▶ **GOAL**
Scan the data below and pick out the lines containing the word "Федерации".

— BEGIN GIVEN RECORDS —

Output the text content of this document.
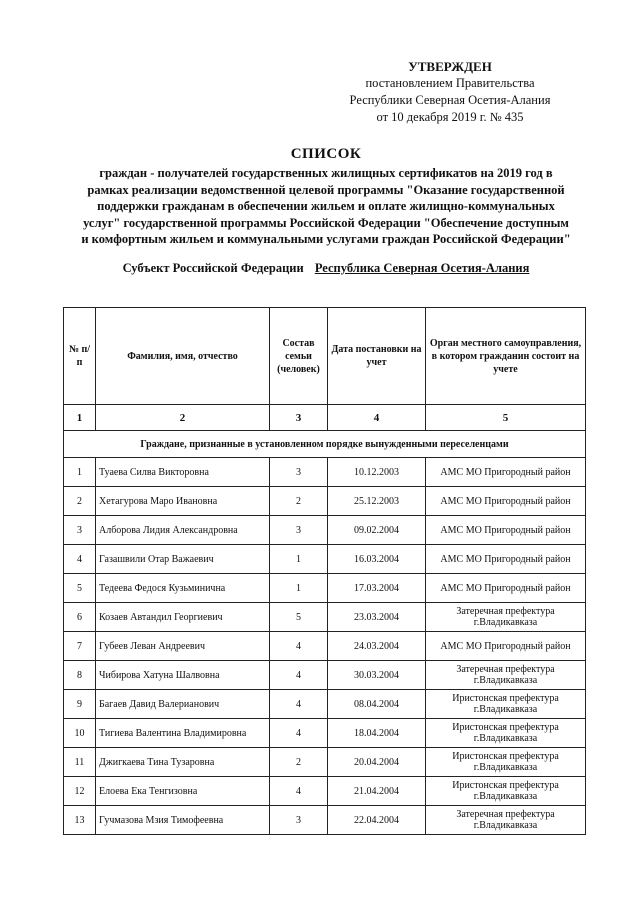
УТВЕРЖДЕН
постановлением Правительства
Республики Северная Осетия-Алания
от 10 декабря 2019 г. № 435
СПИСОК
граждан - получателей государственных жилищных сертификатов на 2019 год в
рамках реализации ведомственной целевой программы "Оказание государственной
поддержки гражданам в обеспечении жильем и оплате жилищно-коммунальных
услуг" государственной программы Российской Федерации "Обеспечение доступным
и комфортным жильем и коммунальными услугами граждан Российской Федерации"
Субъект Российской Федерации Республика Северная Осетия-Алания
№ п/п	Фамилия, имя, отчество	Состав семьи (человек)	Дата постановки на учет	Орган местного самоуправления, в котором гражданин состоит на учете
1	2	3	4	5
Граждане, признанные в установленном порядке вынужденными переселенцами				
1	Туаева Силва Викторовна	3	10.12.2003	АМС МО Пригородный район
2	Хетагурова Маро Ивановна	2	25.12.2003	АМС МО Пригородный район
3	Алборова Лидия Александровна	3	09.02.2004	АМС МО Пригородный район
4	Газашвили Отар Важаевич	1	16.03.2004	АМС МО Пригородный район
5	Тедеева Федося Кузьминична	1	17.03.2004	АМС МО Пригородный район
6	Козаев Автандил Георгиевич	5	23.03.2004	Затеречная префектура г.Владикавказа
7	Губеев Леван Андреевич	4	24.03.2004	АМС МО Пригородный район
8	Чибирова Хатуна Шалвовна	4	30.03.2004	Затеречная префектура г.Владикавказа
9	Багаев Давид Валерианович	4	08.04.2004	Иристонская префектура г.Владикавказа
10	Тигиева Валентина Владимировна	4	18.04.2004	Иристонская префектура г.Владикавказа
11	Джигкаева Тина Тузаровна	2	20.04.2004	Иристонская префектура г.Владикавказа
12	Елоева Ека Тенгизовна	4	21.04.2004	Иристонская префектура г.Владикавказа
13	Гучмазова Мзия Тимофеевна	3	22.04.2004	Затеречная префектура г.Владикавказа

— END GIVEN RECORDS —

▶ **ANSWER TO THE TASK**
услуг" государственной программы Российской Федерации "Обеспечение доступным
и комфортным жильем и коммунальными услугами граждан Российской Федерации"
Субъект Российской Федерации Республика Северная Осетия-Алания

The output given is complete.